◆ **DATA TO PROCESS**

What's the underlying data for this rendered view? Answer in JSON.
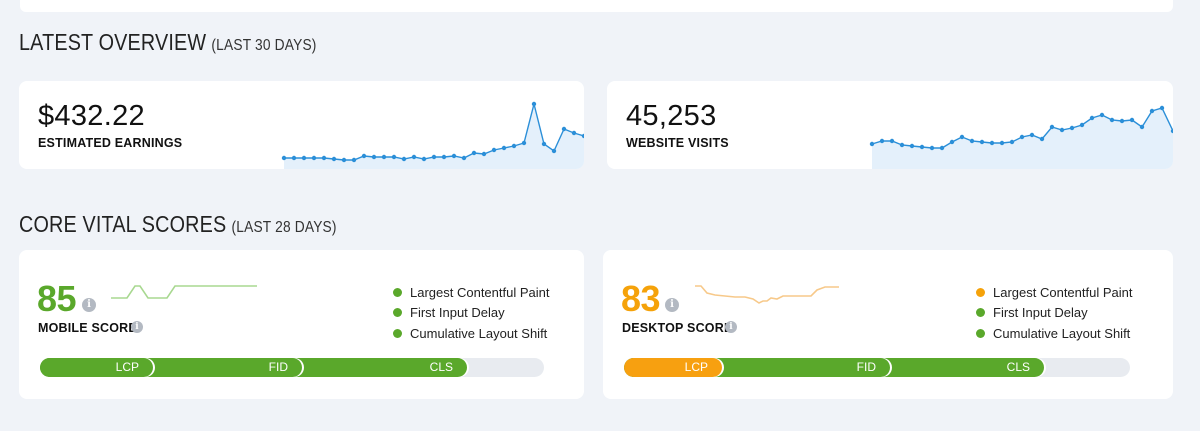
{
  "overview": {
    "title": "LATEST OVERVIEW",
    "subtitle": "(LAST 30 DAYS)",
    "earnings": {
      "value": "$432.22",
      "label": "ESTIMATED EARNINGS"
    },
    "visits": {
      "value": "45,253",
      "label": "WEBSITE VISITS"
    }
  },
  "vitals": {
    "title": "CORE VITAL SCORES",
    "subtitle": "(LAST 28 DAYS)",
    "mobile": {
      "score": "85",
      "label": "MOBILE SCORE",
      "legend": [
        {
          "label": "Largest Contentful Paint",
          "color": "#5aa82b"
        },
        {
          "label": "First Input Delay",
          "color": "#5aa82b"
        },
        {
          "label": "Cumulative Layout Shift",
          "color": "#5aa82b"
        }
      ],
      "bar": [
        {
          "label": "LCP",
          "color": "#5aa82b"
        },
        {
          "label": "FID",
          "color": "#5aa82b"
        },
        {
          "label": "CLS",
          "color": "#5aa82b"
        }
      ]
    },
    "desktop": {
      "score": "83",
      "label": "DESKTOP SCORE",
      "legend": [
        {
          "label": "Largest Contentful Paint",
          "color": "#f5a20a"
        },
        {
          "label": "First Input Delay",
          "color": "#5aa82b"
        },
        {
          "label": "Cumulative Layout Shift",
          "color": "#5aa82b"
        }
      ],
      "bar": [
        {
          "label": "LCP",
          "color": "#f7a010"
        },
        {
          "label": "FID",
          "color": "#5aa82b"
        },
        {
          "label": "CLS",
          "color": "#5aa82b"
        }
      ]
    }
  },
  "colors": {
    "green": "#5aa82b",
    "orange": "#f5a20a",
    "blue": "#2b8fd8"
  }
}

---

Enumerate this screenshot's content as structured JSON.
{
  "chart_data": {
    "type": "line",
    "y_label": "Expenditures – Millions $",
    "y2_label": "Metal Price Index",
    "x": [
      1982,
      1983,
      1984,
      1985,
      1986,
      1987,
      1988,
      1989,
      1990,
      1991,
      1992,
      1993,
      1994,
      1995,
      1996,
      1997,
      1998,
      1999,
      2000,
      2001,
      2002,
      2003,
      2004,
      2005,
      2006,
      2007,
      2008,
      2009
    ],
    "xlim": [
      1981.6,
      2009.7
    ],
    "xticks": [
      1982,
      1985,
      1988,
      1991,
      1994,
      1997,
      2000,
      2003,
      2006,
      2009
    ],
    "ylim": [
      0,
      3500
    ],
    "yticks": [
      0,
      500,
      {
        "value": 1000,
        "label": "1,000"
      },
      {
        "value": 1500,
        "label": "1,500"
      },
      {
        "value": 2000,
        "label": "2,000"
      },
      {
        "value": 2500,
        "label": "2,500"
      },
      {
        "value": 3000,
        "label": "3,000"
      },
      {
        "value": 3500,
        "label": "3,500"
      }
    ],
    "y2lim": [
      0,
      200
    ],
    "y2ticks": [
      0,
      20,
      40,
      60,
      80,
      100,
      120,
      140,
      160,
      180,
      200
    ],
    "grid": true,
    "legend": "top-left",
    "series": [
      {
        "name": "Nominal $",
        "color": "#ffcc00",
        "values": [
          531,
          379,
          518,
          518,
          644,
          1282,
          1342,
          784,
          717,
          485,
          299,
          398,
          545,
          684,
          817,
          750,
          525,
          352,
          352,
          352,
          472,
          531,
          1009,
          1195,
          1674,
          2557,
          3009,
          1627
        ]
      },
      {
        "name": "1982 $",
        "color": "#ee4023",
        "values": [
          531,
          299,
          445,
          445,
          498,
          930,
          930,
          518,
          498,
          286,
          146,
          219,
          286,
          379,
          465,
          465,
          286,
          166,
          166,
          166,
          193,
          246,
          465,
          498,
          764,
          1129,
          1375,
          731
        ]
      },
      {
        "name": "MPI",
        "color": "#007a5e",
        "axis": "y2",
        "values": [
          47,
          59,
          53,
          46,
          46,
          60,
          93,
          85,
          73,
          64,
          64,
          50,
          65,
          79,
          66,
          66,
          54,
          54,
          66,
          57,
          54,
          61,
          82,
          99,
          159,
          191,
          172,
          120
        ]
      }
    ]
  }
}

◆ **THE EXERCISE**
Reproduce each line from the records that contains the word "DAYS".

◆ **SOLUTION TO THE EXERCISE**
    "subtitle": "(LAST 30 DAYS)",
    "subtitle": "(LAST 28 DAYS)",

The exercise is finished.